RECORDS PROVIDED »
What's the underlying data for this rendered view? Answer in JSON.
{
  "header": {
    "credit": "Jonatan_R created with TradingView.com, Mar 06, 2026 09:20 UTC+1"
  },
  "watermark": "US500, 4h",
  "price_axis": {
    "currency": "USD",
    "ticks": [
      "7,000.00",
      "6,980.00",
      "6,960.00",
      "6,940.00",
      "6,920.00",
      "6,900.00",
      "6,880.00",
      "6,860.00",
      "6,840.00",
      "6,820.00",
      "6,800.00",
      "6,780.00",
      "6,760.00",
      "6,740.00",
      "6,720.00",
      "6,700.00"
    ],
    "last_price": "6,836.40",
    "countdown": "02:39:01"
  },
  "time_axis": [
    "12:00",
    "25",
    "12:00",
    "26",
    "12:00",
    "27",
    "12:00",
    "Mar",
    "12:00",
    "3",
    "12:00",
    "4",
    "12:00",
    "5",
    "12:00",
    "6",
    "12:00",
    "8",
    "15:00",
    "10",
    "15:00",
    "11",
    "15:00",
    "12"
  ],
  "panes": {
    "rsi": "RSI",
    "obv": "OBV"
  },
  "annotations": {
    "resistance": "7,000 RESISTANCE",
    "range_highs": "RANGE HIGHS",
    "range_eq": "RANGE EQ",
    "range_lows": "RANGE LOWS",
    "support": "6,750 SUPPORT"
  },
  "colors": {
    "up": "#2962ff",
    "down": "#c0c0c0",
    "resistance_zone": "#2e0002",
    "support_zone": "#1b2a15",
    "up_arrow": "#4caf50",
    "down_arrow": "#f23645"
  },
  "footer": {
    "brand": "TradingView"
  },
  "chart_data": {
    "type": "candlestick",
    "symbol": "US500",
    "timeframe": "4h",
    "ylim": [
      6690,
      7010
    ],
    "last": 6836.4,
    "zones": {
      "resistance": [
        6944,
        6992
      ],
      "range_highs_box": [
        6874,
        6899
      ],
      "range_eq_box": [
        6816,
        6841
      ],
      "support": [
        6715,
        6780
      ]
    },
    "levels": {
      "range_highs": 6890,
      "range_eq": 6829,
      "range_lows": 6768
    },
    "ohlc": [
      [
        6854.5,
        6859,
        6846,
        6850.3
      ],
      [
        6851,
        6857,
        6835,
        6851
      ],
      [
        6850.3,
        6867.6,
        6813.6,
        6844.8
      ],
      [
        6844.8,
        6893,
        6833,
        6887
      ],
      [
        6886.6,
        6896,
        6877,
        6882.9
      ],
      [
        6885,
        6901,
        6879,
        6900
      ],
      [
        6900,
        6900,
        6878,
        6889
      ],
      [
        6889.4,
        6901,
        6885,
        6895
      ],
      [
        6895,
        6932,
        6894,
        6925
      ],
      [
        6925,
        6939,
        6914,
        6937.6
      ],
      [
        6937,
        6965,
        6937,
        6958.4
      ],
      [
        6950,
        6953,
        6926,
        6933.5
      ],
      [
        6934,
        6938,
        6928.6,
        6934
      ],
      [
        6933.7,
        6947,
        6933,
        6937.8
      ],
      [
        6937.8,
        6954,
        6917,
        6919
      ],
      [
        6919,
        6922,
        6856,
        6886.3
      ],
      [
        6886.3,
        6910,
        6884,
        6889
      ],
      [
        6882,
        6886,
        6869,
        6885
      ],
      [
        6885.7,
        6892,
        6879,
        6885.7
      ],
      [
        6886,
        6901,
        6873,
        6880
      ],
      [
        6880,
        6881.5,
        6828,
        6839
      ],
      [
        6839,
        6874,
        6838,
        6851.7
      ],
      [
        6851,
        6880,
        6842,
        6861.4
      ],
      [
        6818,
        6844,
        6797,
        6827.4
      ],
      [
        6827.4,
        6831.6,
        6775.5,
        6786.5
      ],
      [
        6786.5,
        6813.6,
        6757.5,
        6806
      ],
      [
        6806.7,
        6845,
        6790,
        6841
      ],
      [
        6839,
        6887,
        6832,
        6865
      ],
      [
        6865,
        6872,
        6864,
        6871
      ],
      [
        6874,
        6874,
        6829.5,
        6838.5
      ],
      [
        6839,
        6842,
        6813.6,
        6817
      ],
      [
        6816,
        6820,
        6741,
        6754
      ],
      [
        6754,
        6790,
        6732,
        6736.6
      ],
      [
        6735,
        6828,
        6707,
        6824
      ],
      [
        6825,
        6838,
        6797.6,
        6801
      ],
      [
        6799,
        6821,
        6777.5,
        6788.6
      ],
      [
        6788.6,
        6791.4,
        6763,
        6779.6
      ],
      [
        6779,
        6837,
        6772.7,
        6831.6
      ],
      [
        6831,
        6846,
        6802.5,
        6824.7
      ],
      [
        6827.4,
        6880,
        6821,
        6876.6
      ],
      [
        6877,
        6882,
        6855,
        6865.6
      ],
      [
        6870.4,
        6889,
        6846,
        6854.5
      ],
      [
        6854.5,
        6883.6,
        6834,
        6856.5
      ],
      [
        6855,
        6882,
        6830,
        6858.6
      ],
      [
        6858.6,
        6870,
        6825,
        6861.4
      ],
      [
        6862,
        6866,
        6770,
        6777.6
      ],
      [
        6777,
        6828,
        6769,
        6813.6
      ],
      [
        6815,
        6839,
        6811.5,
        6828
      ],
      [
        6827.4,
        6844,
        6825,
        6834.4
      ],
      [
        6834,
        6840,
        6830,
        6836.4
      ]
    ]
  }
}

PROBLEM TO SOLVE »
From the records above, extract every entry exactly as given.

TASK SOLUTION »
What's the underlying data for this rendered view? Answer in JSON.
{
  "header": {
    "credit": "Jonatan_R created with TradingView.com, Mar 06, 2026 09:20 UTC+1"
  },
  "watermark": "US500, 4h",
  "price_axis": {
    "currency": "USD",
    "ticks": [
      "7,000.00",
      "6,980.00",
      "6,960.00",
      "6,940.00",
      "6,920.00",
      "6,900.00",
      "6,880.00",
      "6,860.00",
      "6,840.00",
      "6,820.00",
      "6,800.00",
      "6,780.00",
      "6,760.00",
      "6,740.00",
      "6,720.00",
      "6,700.00"
    ],
    "last_price": "6,836.40",
    "countdown": "02:39:01"
  },
  "time_axis": [
    "12:00",
    "25",
    "12:00",
    "26",
    "12:00",
    "27",
    "12:00",
    "Mar",
    "12:00",
    "3",
    "12:00",
    "4",
    "12:00",
    "5",
    "12:00",
    "6",
    "12:00",
    "8",
    "15:00",
    "10",
    "15:00",
    "11",
    "15:00",
    "12"
  ],
  "panes": {
    "rsi": "RSI",
    "obv": "OBV"
  },
  "annotations": {
    "resistance": "7,000 RESISTANCE",
    "range_highs": "RANGE HIGHS",
    "range_eq": "RANGE EQ",
    "range_lows": "RANGE LOWS",
    "support": "6,750 SUPPORT"
  },
  "colors": {
    "up": "#2962ff",
    "down": "#c0c0c0",
    "resistance_zone": "#2e0002",
    "support_zone": "#1b2a15",
    "up_arrow": "#4caf50",
    "down_arrow": "#f23645"
  },
  "footer": {
    "brand": "TradingView"
  },
  "chart_data": {
    "type": "candlestick",
    "symbol": "US500",
    "timeframe": "4h",
    "ylim": [
      6690,
      7010
    ],
    "last": 6836.4,
    "zones": {
      "resistance": [
        6944,
        6992
      ],
      "range_highs_box": [
        6874,
        6899
      ],
      "range_eq_box": [
        6816,
        6841
      ],
      "support": [
        6715,
        6780
      ]
    },
    "levels": {
      "range_highs": 6890,
      "range_eq": 6829,
      "range_lows": 6768
    },
    "ohlc": [
      [
        6854.5,
        6859,
        6846,
        6850.3
      ],
      [
        6851,
        6857,
        6835,
        6851
      ],
      [
        6850.3,
        6867.6,
        6813.6,
        6844.8
      ],
      [
        6844.8,
        6893,
        6833,
        6887
      ],
      [
        6886.6,
        6896,
        6877,
        6882.9
      ],
      [
        6885,
        6901,
        6879,
        6900
      ],
      [
        6900,
        6900,
        6878,
        6889
      ],
      [
        6889.4,
        6901,
        6885,
        6895
      ],
      [
        6895,
        6932,
        6894,
        6925
      ],
      [
        6925,
        6939,
        6914,
        6937.6
      ],
      [
        6937,
        6965,
        6937,
        6958.4
      ],
      [
        6950,
        6953,
        6926,
        6933.5
      ],
      [
        6934,
        6938,
        6928.6,
        6934
      ],
      [
        6933.7,
        6947,
        6933,
        6937.8
      ],
      [
        6937.8,
        6954,
        6917,
        6919
      ],
      [
        6919,
        6922,
        6856,
        6886.3
      ],
      [
        6886.3,
        6910,
        6884,
        6889
      ],
      [
        6882,
        6886,
        6869,
        6885
      ],
      [
        6885.7,
        6892,
        6879,
        6885.7
      ],
      [
        6886,
        6901,
        6873,
        6880
      ],
      [
        6880,
        6881.5,
        6828,
        6839
      ],
      [
        6839,
        6874,
        6838,
        6851.7
      ],
      [
        6851,
        6880,
        6842,
        6861.4
      ],
      [
        6818,
        6844,
        6797,
        6827.4
      ],
      [
        6827.4,
        6831.6,
        6775.5,
        6786.5
      ],
      [
        6786.5,
        6813.6,
        6757.5,
        6806
      ],
      [
        6806.7,
        6845,
        6790,
        6841
      ],
      [
        6839,
        6887,
        6832,
        6865
      ],
      [
        6865,
        6872,
        6864,
        6871
      ],
      [
        6874,
        6874,
        6829.5,
        6838.5
      ],
      [
        6839,
        6842,
        6813.6,
        6817
      ],
      [
        6816,
        6820,
        6741,
        6754
      ],
      [
        6754,
        6790,
        6732,
        6736.6
      ],
      [
        6735,
        6828,
        6707,
        6824
      ],
      [
        6825,
        6838,
        6797.6,
        6801
      ],
      [
        6799,
        6821,
        6777.5,
        6788.6
      ],
      [
        6788.6,
        6791.4,
        6763,
        6779.6
      ],
      [
        6779,
        6837,
        6772.7,
        6831.6
      ],
      [
        6831,
        6846,
        6802.5,
        6824.7
      ],
      [
        6827.4,
        6880,
        6821,
        6876.6
      ],
      [
        6877,
        6882,
        6855,
        6865.6
      ],
      [
        6870.4,
        6889,
        6846,
        6854.5
      ],
      [
        6854.5,
        6883.6,
        6834,
        6856.5
      ],
      [
        6855,
        6882,
        6830,
        6858.6
      ],
      [
        6858.6,
        6870,
        6825,
        6861.4
      ],
      [
        6862,
        6866,
        6770,
        6777.6
      ],
      [
        6777,
        6828,
        6769,
        6813.6
      ],
      [
        6815,
        6839,
        6811.5,
        6828
      ],
      [
        6827.4,
        6844,
        6825,
        6834.4
      ],
      [
        6834,
        6840,
        6830,
        6836.4
      ]
    ]
  }
}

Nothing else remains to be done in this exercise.